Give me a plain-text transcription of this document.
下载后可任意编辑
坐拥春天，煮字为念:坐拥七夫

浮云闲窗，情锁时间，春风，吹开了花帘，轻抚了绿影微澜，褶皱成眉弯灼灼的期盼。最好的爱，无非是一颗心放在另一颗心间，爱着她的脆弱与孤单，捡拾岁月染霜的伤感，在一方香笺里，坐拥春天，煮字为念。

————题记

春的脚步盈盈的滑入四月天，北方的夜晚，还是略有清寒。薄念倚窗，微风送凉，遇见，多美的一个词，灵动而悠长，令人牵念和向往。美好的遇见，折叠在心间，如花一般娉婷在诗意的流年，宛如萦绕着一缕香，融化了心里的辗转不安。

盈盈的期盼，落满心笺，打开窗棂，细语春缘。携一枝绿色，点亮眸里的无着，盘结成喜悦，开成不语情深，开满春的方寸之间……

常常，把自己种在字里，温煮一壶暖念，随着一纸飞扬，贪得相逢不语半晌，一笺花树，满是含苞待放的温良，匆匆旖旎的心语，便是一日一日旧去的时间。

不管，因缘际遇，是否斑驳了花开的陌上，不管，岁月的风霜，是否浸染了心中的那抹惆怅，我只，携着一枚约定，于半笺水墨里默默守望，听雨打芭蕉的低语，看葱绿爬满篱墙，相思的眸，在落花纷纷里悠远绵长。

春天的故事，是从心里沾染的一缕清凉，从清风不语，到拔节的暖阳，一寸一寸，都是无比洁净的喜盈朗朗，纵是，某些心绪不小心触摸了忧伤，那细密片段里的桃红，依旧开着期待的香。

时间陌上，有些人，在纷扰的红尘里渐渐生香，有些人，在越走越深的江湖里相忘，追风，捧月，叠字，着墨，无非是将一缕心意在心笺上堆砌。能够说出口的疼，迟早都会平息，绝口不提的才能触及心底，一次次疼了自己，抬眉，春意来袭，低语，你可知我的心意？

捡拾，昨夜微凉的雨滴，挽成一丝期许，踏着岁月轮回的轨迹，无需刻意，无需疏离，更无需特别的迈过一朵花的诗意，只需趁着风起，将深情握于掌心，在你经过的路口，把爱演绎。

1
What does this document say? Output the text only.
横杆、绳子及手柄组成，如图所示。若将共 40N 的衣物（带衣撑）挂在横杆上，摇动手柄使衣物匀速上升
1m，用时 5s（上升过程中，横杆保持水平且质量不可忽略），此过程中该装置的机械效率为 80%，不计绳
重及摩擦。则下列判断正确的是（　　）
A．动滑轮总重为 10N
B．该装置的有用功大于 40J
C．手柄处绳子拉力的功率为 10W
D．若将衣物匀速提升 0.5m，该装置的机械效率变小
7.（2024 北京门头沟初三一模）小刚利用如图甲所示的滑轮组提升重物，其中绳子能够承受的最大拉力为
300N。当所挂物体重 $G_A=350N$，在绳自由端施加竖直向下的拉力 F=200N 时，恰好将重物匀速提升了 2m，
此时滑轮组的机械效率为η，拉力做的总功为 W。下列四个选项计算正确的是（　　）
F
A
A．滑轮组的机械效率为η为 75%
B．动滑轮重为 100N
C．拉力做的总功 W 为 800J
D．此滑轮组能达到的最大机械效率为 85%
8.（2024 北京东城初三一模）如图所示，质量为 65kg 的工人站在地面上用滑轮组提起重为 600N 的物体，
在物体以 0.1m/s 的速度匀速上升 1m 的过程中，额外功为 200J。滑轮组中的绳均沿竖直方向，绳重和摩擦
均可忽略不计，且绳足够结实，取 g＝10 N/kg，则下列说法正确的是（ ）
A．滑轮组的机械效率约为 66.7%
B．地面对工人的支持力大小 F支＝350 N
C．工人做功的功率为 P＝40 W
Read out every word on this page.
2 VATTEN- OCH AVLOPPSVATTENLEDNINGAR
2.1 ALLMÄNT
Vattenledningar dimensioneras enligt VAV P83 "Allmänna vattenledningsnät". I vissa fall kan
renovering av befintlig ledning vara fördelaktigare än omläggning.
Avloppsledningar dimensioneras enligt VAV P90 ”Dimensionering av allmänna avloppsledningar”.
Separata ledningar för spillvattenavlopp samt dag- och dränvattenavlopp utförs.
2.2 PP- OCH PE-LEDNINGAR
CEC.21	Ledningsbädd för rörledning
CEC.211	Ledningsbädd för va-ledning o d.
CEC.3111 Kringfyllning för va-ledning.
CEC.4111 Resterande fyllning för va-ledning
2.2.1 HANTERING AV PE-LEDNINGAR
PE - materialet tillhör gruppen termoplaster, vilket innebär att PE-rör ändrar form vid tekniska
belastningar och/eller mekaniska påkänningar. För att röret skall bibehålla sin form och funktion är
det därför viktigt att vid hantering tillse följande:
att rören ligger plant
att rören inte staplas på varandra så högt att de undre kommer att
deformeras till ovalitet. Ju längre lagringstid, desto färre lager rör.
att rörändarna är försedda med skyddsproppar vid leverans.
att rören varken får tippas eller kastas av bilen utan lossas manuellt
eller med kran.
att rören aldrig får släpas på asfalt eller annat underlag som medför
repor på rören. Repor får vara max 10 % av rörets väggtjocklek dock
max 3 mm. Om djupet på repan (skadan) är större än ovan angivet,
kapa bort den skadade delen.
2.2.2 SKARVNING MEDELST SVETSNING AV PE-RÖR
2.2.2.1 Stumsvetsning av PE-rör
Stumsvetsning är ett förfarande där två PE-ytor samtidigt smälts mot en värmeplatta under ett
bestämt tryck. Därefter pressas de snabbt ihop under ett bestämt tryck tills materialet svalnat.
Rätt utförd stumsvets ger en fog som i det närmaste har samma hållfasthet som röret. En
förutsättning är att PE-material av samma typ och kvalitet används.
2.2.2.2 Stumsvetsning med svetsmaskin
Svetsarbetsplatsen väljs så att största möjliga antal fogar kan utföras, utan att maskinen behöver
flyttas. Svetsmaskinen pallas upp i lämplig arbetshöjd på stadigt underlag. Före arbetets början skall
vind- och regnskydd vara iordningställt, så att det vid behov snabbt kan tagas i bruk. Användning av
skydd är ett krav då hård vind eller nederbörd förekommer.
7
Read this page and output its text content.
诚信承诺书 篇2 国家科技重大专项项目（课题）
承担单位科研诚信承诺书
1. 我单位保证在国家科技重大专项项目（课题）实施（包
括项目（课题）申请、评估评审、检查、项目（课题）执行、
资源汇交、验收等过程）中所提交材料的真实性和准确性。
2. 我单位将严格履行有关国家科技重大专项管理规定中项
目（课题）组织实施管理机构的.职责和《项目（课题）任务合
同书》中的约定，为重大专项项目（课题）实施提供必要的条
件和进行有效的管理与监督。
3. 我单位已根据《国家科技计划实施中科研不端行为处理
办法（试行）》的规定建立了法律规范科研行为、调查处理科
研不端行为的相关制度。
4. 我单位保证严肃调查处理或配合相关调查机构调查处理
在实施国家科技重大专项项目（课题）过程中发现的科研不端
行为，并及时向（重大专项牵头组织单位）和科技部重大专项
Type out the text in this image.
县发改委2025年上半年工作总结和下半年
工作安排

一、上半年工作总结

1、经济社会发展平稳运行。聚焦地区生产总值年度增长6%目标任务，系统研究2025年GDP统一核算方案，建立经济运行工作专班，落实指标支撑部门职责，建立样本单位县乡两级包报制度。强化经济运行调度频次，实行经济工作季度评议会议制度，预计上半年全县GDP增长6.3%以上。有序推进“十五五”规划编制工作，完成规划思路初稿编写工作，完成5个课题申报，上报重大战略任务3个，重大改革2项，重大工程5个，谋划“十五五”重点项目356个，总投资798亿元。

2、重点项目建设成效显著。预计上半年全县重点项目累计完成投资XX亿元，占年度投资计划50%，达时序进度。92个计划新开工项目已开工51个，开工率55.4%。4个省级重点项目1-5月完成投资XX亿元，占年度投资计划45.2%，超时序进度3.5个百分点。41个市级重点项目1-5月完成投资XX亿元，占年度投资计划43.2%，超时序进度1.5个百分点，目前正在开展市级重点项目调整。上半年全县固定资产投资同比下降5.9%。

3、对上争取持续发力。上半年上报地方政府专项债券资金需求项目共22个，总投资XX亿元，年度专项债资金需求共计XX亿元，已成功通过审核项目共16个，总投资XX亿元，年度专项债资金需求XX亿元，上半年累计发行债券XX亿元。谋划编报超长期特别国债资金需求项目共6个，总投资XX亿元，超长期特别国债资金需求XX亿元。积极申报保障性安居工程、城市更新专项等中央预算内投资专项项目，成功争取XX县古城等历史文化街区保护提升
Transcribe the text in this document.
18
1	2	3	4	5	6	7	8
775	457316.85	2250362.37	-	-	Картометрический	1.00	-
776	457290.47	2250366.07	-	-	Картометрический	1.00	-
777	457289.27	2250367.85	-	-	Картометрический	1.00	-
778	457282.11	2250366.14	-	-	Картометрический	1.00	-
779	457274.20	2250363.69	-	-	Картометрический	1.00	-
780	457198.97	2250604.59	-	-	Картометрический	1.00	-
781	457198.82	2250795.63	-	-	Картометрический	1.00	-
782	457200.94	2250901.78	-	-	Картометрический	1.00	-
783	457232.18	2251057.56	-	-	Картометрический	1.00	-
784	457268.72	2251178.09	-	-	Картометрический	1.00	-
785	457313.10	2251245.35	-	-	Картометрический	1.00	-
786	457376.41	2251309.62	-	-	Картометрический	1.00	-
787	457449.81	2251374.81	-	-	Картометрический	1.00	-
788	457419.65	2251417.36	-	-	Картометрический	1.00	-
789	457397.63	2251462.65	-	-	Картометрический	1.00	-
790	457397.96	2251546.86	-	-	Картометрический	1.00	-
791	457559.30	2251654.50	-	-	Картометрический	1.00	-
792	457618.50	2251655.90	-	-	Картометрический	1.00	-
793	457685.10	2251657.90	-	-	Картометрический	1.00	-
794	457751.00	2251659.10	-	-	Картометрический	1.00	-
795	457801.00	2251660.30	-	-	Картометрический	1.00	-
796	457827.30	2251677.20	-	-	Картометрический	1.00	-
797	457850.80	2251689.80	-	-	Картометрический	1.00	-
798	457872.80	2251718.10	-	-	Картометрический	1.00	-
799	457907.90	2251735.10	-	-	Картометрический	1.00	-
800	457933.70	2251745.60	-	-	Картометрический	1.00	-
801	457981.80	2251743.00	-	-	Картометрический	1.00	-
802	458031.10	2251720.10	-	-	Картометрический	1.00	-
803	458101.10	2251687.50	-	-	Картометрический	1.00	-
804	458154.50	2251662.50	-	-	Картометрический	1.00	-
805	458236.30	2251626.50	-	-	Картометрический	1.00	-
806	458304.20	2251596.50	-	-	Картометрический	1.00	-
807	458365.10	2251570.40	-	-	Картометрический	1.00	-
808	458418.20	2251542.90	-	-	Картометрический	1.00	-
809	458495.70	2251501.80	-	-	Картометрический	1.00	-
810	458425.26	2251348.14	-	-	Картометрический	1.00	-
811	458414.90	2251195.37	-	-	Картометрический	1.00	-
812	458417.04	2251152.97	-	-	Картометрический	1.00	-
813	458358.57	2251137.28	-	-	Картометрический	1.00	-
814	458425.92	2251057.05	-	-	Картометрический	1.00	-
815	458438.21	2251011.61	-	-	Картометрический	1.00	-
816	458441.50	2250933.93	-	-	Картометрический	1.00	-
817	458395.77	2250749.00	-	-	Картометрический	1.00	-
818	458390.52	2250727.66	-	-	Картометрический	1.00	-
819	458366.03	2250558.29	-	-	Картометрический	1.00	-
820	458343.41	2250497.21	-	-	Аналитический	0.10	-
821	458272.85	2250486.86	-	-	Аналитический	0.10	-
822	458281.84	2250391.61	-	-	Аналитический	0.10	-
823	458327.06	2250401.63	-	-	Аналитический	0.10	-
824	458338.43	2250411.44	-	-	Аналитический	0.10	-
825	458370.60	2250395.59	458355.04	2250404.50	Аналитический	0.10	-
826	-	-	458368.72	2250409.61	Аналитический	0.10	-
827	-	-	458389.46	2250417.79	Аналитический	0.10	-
────────
» **WRITTEN EXERCISE**:
Go over the data above and copy every line that has the word "materialet" in it.

» **REPLY TO THE TASK**:
PE - materialet tillhör gruppen termoplaster, vilket innebär att PE-rör ändrar form vid tekniska
bestämt tryck. Därefter pressas de snabbt ihop under ett bestämt tryck tills materialet svalnat.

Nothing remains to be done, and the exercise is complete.